▶ REQUEST
Copy out all lines carrying the word "public".

▶ EXTRACTED DATA
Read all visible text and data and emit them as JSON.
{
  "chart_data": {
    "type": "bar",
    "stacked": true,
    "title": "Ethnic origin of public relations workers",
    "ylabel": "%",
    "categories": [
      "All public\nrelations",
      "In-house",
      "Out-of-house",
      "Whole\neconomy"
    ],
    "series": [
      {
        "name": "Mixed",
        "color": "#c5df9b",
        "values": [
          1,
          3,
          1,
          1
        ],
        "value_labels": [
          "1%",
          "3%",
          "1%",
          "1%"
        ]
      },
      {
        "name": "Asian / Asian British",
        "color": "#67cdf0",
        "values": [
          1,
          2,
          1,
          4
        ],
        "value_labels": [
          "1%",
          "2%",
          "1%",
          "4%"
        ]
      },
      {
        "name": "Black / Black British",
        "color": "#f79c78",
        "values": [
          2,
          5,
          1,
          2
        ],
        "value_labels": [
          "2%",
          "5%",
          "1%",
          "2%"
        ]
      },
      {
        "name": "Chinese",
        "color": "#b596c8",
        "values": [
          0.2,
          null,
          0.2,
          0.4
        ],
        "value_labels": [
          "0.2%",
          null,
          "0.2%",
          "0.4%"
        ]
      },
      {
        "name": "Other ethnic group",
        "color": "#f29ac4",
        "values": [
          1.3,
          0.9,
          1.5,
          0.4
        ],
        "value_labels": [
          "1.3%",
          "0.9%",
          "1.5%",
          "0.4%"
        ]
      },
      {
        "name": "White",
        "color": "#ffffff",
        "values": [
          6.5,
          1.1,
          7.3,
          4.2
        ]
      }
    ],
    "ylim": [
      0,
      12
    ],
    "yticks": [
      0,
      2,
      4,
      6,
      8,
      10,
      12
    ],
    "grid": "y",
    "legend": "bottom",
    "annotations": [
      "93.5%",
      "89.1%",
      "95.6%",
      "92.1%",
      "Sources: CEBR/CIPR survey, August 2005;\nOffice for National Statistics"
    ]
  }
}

▶ EXERCISE ANSWER
    "title": "Ethnic origin of public relations workers",
      "All public\nrelations",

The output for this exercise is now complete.